Work to complete —
Return each of the following items verbatim, line for line, without changing any character or the order of the lines.

Provided records —
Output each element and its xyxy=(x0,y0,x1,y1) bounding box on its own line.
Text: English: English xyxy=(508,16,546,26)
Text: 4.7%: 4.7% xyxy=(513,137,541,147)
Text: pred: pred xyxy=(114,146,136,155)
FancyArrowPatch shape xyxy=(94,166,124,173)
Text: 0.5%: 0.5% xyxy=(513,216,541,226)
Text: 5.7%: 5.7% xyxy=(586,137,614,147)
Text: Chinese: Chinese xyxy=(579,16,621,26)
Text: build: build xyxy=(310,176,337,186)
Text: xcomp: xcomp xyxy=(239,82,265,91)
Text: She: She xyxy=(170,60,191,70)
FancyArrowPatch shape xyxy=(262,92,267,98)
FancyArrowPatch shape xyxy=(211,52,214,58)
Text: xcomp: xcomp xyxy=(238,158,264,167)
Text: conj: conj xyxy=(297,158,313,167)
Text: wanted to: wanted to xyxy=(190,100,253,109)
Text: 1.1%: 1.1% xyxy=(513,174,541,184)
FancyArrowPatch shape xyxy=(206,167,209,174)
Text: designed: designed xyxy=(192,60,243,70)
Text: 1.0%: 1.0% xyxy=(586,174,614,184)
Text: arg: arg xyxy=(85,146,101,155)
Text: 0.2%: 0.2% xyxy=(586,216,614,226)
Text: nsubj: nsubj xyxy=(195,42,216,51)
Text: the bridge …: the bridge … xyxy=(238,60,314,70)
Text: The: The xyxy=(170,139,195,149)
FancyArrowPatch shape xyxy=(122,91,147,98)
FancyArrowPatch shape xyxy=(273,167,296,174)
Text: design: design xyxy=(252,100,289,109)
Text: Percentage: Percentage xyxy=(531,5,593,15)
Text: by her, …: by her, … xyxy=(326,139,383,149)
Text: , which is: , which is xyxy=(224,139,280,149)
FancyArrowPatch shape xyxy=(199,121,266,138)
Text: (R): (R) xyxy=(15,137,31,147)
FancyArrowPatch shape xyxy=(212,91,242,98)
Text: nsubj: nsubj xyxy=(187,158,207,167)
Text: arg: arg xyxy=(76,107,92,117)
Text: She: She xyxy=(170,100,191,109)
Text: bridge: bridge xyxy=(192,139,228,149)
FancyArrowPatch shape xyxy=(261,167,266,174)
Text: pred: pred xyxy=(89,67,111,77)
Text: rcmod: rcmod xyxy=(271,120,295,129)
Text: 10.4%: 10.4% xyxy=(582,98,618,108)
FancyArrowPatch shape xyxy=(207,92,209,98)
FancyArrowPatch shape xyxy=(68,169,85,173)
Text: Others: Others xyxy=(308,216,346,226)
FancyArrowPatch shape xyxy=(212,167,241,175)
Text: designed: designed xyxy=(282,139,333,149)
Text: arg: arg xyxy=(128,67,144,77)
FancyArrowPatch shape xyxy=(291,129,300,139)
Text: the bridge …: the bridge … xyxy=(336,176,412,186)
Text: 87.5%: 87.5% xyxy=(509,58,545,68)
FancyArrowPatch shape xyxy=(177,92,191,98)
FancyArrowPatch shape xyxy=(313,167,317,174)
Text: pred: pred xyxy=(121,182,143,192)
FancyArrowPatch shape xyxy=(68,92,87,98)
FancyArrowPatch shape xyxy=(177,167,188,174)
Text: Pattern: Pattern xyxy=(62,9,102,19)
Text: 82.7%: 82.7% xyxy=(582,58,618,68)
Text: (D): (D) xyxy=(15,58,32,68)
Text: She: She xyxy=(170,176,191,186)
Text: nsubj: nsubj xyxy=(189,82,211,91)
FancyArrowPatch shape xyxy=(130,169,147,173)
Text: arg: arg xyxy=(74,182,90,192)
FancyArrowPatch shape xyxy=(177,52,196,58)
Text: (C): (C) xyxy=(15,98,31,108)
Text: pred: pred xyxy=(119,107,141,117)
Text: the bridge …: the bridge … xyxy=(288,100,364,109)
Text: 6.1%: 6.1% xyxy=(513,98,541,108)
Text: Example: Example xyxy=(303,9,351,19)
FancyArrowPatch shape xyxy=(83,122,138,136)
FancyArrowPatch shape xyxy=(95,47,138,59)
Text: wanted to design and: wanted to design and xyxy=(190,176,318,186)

Full answer —
Output each element and its xyxy=(x0,y0,x1,y1) bounding box on its own line.
Text: English: English xyxy=(508,16,546,26)
Text: 4.7%: 4.7% xyxy=(513,137,541,147)
Text: pred: pred xyxy=(114,146,136,155)
FancyArrowPatch shape xyxy=(94,166,124,173)
Text: 0.5%: 0.5% xyxy=(513,216,541,226)
Text: 5.7%: 5.7% xyxy=(586,137,614,147)
Text: Chinese: Chinese xyxy=(579,16,621,26)
Text: build: build xyxy=(310,176,337,186)
Text: xcomp: xcomp xyxy=(239,82,265,91)
Text: She: She xyxy=(170,60,191,70)
FancyArrowPatch shape xyxy=(262,92,267,98)
FancyArrowPatch shape xyxy=(211,52,214,58)
Text: xcomp: xcomp xyxy=(238,158,264,167)
Text: conj: conj xyxy=(297,158,313,167)
Text: wanted to: wanted to xyxy=(190,100,253,109)
Text: 1.1%: 1.1% xyxy=(513,174,541,184)
FancyArrowPatch shape xyxy=(206,167,209,174)
Text: designed: designed xyxy=(192,60,243,70)
Text: 1.0%: 1.0% xyxy=(586,174,614,184)
Text: arg: arg xyxy=(85,146,101,155)
Text: 0.2%: 0.2% xyxy=(586,216,614,226)
Text: nsubj: nsubj xyxy=(195,42,216,51)
Text: the bridge …: the bridge … xyxy=(238,60,314,70)
Text: The: The xyxy=(170,139,195,149)
FancyArrowPatch shape xyxy=(122,91,147,98)
FancyArrowPatch shape xyxy=(273,167,296,174)
Text: design: design xyxy=(252,100,289,109)
Text: Percentage: Percentage xyxy=(531,5,593,15)
Text: by her, …: by her, … xyxy=(326,139,383,149)
Text: , which is: , which is xyxy=(224,139,280,149)
FancyArrowPatch shape xyxy=(199,121,266,138)
Text: (R): (R) xyxy=(15,137,31,147)
FancyArrowPatch shape xyxy=(212,91,242,98)
Text: nsubj: nsubj xyxy=(187,158,207,167)
Text: arg: arg xyxy=(76,107,92,117)
Text: She: She xyxy=(170,100,191,109)
Text: bridge: bridge xyxy=(192,139,228,149)
FancyArrowPatch shape xyxy=(261,167,266,174)
Text: pred: pred xyxy=(89,67,111,77)
Text: rcmod: rcmod xyxy=(271,120,295,129)
Text: 10.4%: 10.4% xyxy=(582,98,618,108)
FancyArrowPatch shape xyxy=(207,92,209,98)
FancyArrowPatch shape xyxy=(68,169,85,173)
Text: Others: Others xyxy=(308,216,346,226)
FancyArrowPatch shape xyxy=(212,167,241,175)
Text: designed: designed xyxy=(282,139,333,149)
Text: arg: arg xyxy=(128,67,144,77)
FancyArrowPatch shape xyxy=(291,129,300,139)
Text: the bridge …: the bridge … xyxy=(336,176,412,186)
Text: 87.5%: 87.5% xyxy=(509,58,545,68)
FancyArrowPatch shape xyxy=(177,92,191,98)
FancyArrowPatch shape xyxy=(313,167,317,174)
Text: pred: pred xyxy=(121,182,143,192)
FancyArrowPatch shape xyxy=(68,92,87,98)
FancyArrowPatch shape xyxy=(177,167,188,174)
Text: Pattern: Pattern xyxy=(62,9,102,19)
Text: 82.7%: 82.7% xyxy=(582,58,618,68)
Text: (D): (D) xyxy=(15,58,32,68)
Text: She: She xyxy=(170,176,191,186)
Text: nsubj: nsubj xyxy=(189,82,211,91)
FancyArrowPatch shape xyxy=(130,169,147,173)
Text: arg: arg xyxy=(74,182,90,192)
FancyArrowPatch shape xyxy=(177,52,196,58)
Text: (C): (C) xyxy=(15,98,31,108)
Text: pred: pred xyxy=(119,107,141,117)
Text: the bridge …: the bridge … xyxy=(288,100,364,109)
Text: 6.1%: 6.1% xyxy=(513,98,541,108)
Text: Example: Example xyxy=(303,9,351,19)
FancyArrowPatch shape xyxy=(83,122,138,136)
FancyArrowPatch shape xyxy=(95,47,138,59)
Text: wanted to design and: wanted to design and xyxy=(190,176,318,186)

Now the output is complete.